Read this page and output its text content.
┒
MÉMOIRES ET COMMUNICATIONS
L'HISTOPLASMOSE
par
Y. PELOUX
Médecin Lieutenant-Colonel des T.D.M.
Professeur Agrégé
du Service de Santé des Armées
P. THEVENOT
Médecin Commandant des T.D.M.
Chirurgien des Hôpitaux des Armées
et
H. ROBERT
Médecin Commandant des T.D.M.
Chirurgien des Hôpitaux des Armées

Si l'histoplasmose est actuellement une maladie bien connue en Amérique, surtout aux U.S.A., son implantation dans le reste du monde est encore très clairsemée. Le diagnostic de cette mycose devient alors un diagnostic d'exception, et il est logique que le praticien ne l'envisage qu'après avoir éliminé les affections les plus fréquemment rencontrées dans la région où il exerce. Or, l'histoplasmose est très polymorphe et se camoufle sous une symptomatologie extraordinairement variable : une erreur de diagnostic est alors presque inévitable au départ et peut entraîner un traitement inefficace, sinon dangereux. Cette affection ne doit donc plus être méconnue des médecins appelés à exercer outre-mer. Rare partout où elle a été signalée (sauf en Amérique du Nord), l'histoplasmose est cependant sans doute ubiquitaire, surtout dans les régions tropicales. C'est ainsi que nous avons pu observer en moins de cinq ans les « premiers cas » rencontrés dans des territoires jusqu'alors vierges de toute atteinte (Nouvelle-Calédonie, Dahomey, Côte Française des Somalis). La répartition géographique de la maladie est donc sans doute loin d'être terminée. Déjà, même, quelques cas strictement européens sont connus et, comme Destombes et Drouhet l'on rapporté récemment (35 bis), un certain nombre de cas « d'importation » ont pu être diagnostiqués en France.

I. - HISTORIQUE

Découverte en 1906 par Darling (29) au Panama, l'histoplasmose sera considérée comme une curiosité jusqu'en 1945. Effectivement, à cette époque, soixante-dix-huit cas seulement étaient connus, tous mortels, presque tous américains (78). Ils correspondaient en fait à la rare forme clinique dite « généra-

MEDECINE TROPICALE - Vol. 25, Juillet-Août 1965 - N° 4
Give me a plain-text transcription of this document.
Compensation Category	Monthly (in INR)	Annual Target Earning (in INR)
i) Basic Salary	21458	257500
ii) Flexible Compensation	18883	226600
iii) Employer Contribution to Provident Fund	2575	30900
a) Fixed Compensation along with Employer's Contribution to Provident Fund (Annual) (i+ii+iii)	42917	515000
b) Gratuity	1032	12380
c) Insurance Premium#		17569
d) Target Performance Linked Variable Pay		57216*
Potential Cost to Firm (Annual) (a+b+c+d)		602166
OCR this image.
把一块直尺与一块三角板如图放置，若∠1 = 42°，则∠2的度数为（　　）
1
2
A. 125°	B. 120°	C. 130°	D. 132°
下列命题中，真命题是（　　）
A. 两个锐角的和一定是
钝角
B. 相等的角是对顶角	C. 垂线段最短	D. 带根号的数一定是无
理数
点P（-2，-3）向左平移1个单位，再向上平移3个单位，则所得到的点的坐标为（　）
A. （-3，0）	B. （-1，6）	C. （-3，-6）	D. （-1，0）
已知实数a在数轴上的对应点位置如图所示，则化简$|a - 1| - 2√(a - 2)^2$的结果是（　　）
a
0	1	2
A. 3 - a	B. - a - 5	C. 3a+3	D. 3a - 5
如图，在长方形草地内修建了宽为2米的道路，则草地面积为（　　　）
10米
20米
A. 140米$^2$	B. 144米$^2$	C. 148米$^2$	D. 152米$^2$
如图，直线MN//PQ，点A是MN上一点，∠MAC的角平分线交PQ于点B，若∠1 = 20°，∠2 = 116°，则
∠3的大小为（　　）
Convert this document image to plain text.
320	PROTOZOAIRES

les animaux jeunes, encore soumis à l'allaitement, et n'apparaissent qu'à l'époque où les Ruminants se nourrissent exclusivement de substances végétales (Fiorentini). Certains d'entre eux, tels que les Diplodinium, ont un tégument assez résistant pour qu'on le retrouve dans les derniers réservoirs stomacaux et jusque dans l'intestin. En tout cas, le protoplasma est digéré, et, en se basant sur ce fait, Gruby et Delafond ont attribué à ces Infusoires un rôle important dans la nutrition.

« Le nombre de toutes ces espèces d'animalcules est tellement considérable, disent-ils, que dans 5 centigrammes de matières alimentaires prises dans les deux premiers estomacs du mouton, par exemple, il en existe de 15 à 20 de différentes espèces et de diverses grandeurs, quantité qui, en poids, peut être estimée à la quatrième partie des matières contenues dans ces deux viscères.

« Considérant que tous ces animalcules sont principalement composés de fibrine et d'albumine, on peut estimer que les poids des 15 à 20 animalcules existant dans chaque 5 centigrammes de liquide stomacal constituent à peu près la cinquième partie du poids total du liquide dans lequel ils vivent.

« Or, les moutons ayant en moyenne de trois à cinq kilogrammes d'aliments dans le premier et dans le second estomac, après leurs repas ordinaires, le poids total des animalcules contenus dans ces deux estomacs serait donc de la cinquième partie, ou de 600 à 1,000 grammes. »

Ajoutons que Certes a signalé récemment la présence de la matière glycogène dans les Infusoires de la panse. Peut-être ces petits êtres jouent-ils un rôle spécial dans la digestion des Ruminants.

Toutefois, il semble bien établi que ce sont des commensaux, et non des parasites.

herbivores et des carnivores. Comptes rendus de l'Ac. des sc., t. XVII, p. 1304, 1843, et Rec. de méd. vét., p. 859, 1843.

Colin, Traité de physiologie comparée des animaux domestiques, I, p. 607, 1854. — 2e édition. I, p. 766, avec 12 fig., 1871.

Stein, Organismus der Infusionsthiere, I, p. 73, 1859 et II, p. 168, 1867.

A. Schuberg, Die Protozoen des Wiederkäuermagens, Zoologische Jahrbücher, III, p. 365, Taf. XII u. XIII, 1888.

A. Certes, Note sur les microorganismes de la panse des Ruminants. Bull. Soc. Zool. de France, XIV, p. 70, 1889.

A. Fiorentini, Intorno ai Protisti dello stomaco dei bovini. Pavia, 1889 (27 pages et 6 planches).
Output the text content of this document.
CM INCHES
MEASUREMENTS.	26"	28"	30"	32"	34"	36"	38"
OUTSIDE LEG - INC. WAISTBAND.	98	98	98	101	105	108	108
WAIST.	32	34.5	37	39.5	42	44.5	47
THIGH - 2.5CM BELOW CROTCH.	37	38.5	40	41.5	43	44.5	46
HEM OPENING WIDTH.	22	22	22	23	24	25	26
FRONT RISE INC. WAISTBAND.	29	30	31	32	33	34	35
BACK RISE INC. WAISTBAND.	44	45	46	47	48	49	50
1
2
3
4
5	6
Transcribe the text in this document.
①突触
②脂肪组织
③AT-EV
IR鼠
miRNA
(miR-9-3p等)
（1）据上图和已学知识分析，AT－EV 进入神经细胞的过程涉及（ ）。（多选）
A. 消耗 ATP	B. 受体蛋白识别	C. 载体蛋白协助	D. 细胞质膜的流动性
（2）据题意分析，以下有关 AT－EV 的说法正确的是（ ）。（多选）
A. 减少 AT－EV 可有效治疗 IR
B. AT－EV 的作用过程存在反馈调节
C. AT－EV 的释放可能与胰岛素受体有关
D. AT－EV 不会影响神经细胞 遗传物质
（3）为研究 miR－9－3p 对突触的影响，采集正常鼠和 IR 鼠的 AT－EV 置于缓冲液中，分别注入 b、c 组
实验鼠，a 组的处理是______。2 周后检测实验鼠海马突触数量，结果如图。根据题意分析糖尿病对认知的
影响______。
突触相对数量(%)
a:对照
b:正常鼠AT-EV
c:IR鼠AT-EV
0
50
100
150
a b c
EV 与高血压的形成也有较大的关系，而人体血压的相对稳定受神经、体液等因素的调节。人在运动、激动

* [The task]
Show every line that contains the word "plain".

* [Reply to the task]
Give me a plain-text transcription of this document.
Convert this document image to plain text.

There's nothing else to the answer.